%%

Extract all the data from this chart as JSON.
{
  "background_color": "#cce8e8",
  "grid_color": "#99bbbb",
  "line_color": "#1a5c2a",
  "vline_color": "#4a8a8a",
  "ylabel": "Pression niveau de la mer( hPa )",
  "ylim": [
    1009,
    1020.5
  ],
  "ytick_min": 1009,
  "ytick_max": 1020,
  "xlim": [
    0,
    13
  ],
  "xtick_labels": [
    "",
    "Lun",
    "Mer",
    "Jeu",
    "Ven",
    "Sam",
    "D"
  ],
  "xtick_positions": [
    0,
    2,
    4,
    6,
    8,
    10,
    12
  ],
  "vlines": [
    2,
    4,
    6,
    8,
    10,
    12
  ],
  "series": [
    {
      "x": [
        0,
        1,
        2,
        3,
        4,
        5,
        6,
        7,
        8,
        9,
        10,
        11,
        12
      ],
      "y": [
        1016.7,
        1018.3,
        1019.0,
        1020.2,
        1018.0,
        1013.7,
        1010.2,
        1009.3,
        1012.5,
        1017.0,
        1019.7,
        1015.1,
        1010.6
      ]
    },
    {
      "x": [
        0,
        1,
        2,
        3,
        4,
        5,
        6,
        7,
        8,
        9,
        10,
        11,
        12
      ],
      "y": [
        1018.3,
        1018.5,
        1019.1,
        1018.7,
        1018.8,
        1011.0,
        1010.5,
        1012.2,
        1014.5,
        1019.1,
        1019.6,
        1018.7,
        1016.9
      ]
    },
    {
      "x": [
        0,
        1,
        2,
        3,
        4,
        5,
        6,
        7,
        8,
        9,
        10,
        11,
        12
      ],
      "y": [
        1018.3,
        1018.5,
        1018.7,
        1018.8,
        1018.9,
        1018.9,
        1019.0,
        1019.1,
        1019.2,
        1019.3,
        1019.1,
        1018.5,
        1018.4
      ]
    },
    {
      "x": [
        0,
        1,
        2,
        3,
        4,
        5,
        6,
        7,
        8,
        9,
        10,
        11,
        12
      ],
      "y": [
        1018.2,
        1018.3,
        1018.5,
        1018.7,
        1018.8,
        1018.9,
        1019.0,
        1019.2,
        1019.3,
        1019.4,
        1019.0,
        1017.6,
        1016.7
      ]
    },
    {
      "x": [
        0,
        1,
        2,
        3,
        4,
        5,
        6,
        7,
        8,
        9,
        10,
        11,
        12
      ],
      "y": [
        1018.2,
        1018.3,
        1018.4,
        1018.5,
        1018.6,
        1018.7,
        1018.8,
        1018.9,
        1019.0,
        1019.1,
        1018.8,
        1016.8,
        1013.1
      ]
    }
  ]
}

%%

Would you copy out each line exactly as written?

Extract all the data from this chart as JSON.
{
  "background_color": "#cce8e8",
  "grid_color": "#99bbbb",
  "line_color": "#1a5c2a",
  "vline_color": "#4a8a8a",
  "ylabel": "Pression niveau de la mer( hPa )",
  "ylim": [
    1009,
    1020.5
  ],
  "ytick_min": 1009,
  "ytick_max": 1020,
  "xlim": [
    0,
    13
  ],
  "xtick_labels": [
    "",
    "Lun",
    "Mer",
    "Jeu",
    "Ven",
    "Sam",
    "D"
  ],
  "xtick_positions": [
    0,
    2,
    4,
    6,
    8,
    10,
    12
  ],
  "vlines": [
    2,
    4,
    6,
    8,
    10,
    12
  ],
  "series": [
    {
      "x": [
        0,
        1,
        2,
        3,
        4,
        5,
        6,
        7,
        8,
        9,
        10,
        11,
        12
      ],
      "y": [
        1016.7,
        1018.3,
        1019.0,
        1020.2,
        1018.0,
        1013.7,
        1010.2,
        1009.3,
        1012.5,
        1017.0,
        1019.7,
        1015.1,
        1010.6
      ]
    },
    {
      "x": [
        0,
        1,
        2,
        3,
        4,
        5,
        6,
        7,
        8,
        9,
        10,
        11,
        12
      ],
      "y": [
        1018.3,
        1018.5,
        1019.1,
        1018.7,
        1018.8,
        1011.0,
        1010.5,
        1012.2,
        1014.5,
        1019.1,
        1019.6,
        1018.7,
        1016.9
      ]
    },
    {
      "x": [
        0,
        1,
        2,
        3,
        4,
        5,
        6,
        7,
        8,
        9,
        10,
        11,
        12
      ],
      "y": [
        1018.3,
        1018.5,
        1018.7,
        1018.8,
        1018.9,
        1018.9,
        1019.0,
        1019.1,
        1019.2,
        1019.3,
        1019.1,
        1018.5,
        1018.4
      ]
    },
    {
      "x": [
        0,
        1,
        2,
        3,
        4,
        5,
        6,
        7,
        8,
        9,
        10,
        11,
        12
      ],
      "y": [
        1018.2,
        1018.3,
        1018.5,
        1018.7,
        1018.8,
        1018.9,
        1019.0,
        1019.2,
        1019.3,
        1019.4,
        1019.0,
        1017.6,
        1016.7
      ]
    },
    {
      "x": [
        0,
        1,
        2,
        3,
        4,
        5,
        6,
        7,
        8,
        9,
        10,
        11,
        12
      ],
      "y": [
        1018.2,
        1018.3,
        1018.4,
        1018.5,
        1018.6,
        1018.7,
        1018.8,
        1018.9,
        1019.0,
        1019.1,
        1018.8,
        1016.8,
        1013.1
      ]
    }
  ]
}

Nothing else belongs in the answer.